AVAILABLE RECORDS:

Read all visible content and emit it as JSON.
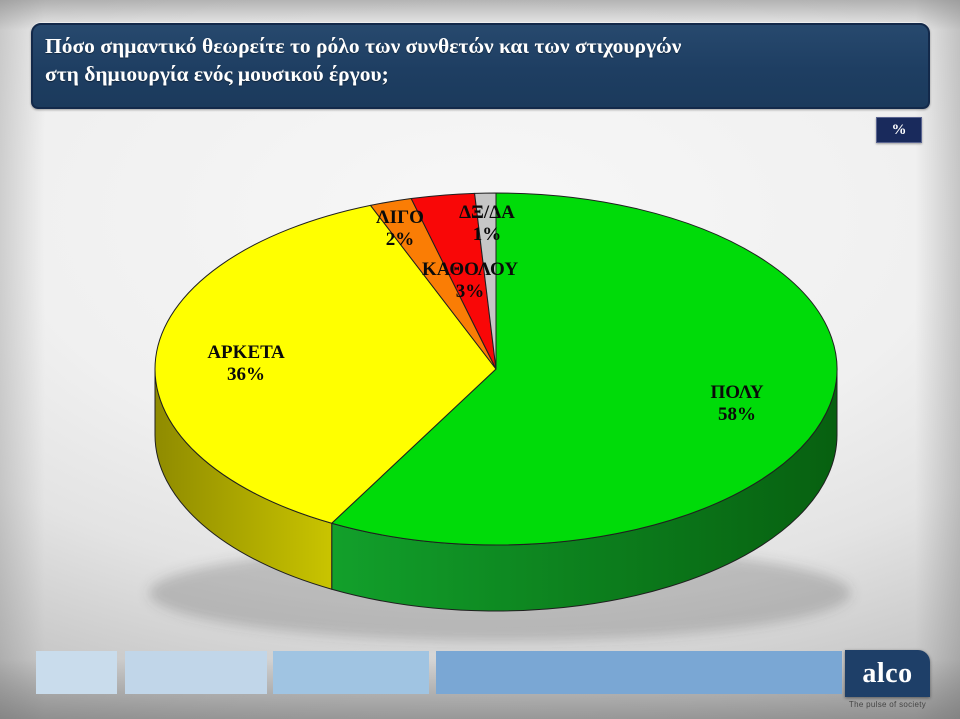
{
  "header": {
    "title_line1": "Πόσο σημαντικό θεωρείτε το ρόλο των συνθετών και των στιχουργών",
    "title_line2": "στη δημιουργία ενός μουσικού έργου;"
  },
  "unit_badge": "%",
  "chart_data": {
    "type": "pie",
    "style": "3d",
    "title": "Πόσο σημαντικό θεωρείτε το ρόλο των συνθετών και των στιχουργών στη δημιουργία ενός μουσικού έργου;",
    "unit": "%",
    "start_angle_deg": 0,
    "direction": "clockwise",
    "legend": "none",
    "categories": [
      "ΠΟΛΥ",
      "ΑΡΚΕΤΑ",
      "ΛΙΓΟ",
      "ΚΑΘΟΛΟΥ",
      "ΔΞ/ΔΑ"
    ],
    "values": [
      58,
      36,
      2,
      3,
      1
    ],
    "slices": [
      {
        "label": "ΠΟΛΥ",
        "value": 58,
        "pct": "58%",
        "color": "#00DB09",
        "side_from": "#12A02B",
        "side_to": "#076010"
      },
      {
        "label": "ΑΡΚΕΤΑ",
        "value": 36,
        "pct": "36%",
        "color": "#FFFF00",
        "side_from": "#8F8B00",
        "side_to": "#C9C400"
      },
      {
        "label": "ΛΙΓΟ",
        "value": 2,
        "pct": "2%",
        "color": "#FA7D05",
        "side_from": "#A85605",
        "side_to": "#A85605"
      },
      {
        "label": "ΚΑΘΟΛΟΥ",
        "value": 3,
        "pct": "3%",
        "color": "#F90707",
        "side_from": "#9E0606",
        "side_to": "#9E0606"
      },
      {
        "label": "ΔΞ/ΔΑ",
        "value": 1,
        "pct": "1%",
        "color": "#C6C6C6",
        "side_from": "#8C8C8C",
        "side_to": "#8C8C8C"
      }
    ]
  },
  "footer": {
    "logo_text": "alco",
    "tagline": "The pulse of society",
    "bar_colors": [
      "#C9DCEC",
      "#C1D6E9",
      "#A0C4E2",
      "#7AA7D4"
    ]
  },
  "colors": {
    "title_bar_bg": "#1E3E62",
    "title_bar_border": "#13294A",
    "badge_bg": "#192A5C",
    "logo_bg": "#1E3F68",
    "label_text": "#0A0A0A",
    "title_text": "#FFFFFF"
  }
}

WHAT THIS TASK INVOLVES: Copy each line above precisely, dropping the pictures.

ANSWER TO THE TASK:
Read all visible content and emit it as JSON.
{
  "header": {
    "title_line1": "Πόσο σημαντικό θεωρείτε το ρόλο των συνθετών και των στιχουργών",
    "title_line2": "στη δημιουργία ενός μουσικού έργου;"
  },
  "unit_badge": "%",
  "chart_data": {
    "type": "pie",
    "style": "3d",
    "title": "Πόσο σημαντικό θεωρείτε το ρόλο των συνθετών και των στιχουργών στη δημιουργία ενός μουσικού έργου;",
    "unit": "%",
    "start_angle_deg": 0,
    "direction": "clockwise",
    "legend": "none",
    "categories": [
      "ΠΟΛΥ",
      "ΑΡΚΕΤΑ",
      "ΛΙΓΟ",
      "ΚΑΘΟΛΟΥ",
      "ΔΞ/ΔΑ"
    ],
    "values": [
      58,
      36,
      2,
      3,
      1
    ],
    "slices": [
      {
        "label": "ΠΟΛΥ",
        "value": 58,
        "pct": "58%",
        "color": "#00DB09",
        "side_from": "#12A02B",
        "side_to": "#076010"
      },
      {
        "label": "ΑΡΚΕΤΑ",
        "value": 36,
        "pct": "36%",
        "color": "#FFFF00",
        "side_from": "#8F8B00",
        "side_to": "#C9C400"
      },
      {
        "label": "ΛΙΓΟ",
        "value": 2,
        "pct": "2%",
        "color": "#FA7D05",
        "side_from": "#A85605",
        "side_to": "#A85605"
      },
      {
        "label": "ΚΑΘΟΛΟΥ",
        "value": 3,
        "pct": "3%",
        "color": "#F90707",
        "side_from": "#9E0606",
        "side_to": "#9E0606"
      },
      {
        "label": "ΔΞ/ΔΑ",
        "value": 1,
        "pct": "1%",
        "color": "#C6C6C6",
        "side_from": "#8C8C8C",
        "side_to": "#8C8C8C"
      }
    ]
  },
  "footer": {
    "logo_text": "alco",
    "tagline": "The pulse of society",
    "bar_colors": [
      "#C9DCEC",
      "#C1D6E9",
      "#A0C4E2",
      "#7AA7D4"
    ]
  },
  "colors": {
    "title_bar_bg": "#1E3E62",
    "title_bar_border": "#13294A",
    "badge_bg": "#192A5C",
    "logo_bg": "#1E3F68",
    "label_text": "#0A0A0A",
    "title_text": "#FFFFFF"
  }
}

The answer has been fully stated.